§ **Given exercise**
Reproduce the data exactly.

+++

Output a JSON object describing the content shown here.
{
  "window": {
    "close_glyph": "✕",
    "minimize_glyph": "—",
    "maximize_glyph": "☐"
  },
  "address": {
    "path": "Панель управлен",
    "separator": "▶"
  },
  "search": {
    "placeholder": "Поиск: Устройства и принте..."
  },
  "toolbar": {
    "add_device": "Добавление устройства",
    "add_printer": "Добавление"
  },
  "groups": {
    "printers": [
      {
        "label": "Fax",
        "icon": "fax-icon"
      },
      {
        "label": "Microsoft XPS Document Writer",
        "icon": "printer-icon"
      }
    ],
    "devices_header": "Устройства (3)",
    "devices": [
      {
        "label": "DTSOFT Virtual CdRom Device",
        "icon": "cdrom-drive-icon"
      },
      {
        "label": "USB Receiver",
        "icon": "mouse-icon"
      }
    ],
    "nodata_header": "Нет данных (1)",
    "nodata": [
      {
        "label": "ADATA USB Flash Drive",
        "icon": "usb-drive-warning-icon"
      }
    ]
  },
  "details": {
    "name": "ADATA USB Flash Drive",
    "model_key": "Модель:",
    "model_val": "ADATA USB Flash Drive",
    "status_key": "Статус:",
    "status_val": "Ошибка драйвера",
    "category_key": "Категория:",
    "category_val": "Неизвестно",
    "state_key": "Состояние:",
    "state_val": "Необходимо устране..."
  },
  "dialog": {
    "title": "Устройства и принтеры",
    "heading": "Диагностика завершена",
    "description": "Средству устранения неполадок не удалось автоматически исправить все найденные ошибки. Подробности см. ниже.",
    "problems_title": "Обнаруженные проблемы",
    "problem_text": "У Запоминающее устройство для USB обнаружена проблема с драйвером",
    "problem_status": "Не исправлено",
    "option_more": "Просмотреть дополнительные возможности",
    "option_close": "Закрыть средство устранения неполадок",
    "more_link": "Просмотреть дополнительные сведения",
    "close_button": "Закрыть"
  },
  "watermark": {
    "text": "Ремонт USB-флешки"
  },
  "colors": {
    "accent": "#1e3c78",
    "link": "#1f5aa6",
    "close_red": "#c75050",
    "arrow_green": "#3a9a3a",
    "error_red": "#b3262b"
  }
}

+++

§ **Answer to the problem**
Output a JSON object describing the content shown here.
{
  "window": {
    "close_glyph": "✕",
    "minimize_glyph": "—",
    "maximize_glyph": "☐"
  },
  "address": {
    "path": "Панель управлен",
    "separator": "▶"
  },
  "search": {
    "placeholder": "Поиск: Устройства и принте..."
  },
  "toolbar": {
    "add_device": "Добавление устройства",
    "add_printer": "Добавление"
  },
  "groups": {
    "printers": [
      {
        "label": "Fax",
        "icon": "fax-icon"
      },
      {
        "label": "Microsoft XPS Document Writer",
        "icon": "printer-icon"
      }
    ],
    "devices_header": "Устройства (3)",
    "devices": [
      {
        "label": "DTSOFT Virtual CdRom Device",
        "icon": "cdrom-drive-icon"
      },
      {
        "label": "USB Receiver",
        "icon": "mouse-icon"
      }
    ],
    "nodata_header": "Нет данных (1)",
    "nodata": [
      {
        "label": "ADATA USB Flash Drive",
        "icon": "usb-drive-warning-icon"
      }
    ]
  },
  "details": {
    "name": "ADATA USB Flash Drive",
    "model_key": "Модель:",
    "model_val": "ADATA USB Flash Drive",
    "status_key": "Статус:",
    "status_val": "Ошибка драйвера",
    "category_key": "Категория:",
    "category_val": "Неизвестно",
    "state_key": "Состояние:",
    "state_val": "Необходимо устране..."
  },
  "dialog": {
    "title": "Устройства и принтеры",
    "heading": "Диагностика завершена",
    "description": "Средству устранения неполадок не удалось автоматически исправить все найденные ошибки. Подробности см. ниже.",
    "problems_title": "Обнаруженные проблемы",
    "problem_text": "У Запоминающее устройство для USB обнаружена проблема с драйвером",
    "problem_status": "Не исправлено",
    "option_more": "Просмотреть дополнительные возможности",
    "option_close": "Закрыть средство устранения неполадок",
    "more_link": "Просмотреть дополнительные сведения",
    "close_button": "Закрыть"
  },
  "watermark": {
    "text": "Ремонт USB-флешки"
  },
  "colors": {
    "accent": "#1e3c78",
    "link": "#1f5aa6",
    "close_red": "#c75050",
    "arrow_green": "#3a9a3a",
    "error_red": "#b3262b"
  }
}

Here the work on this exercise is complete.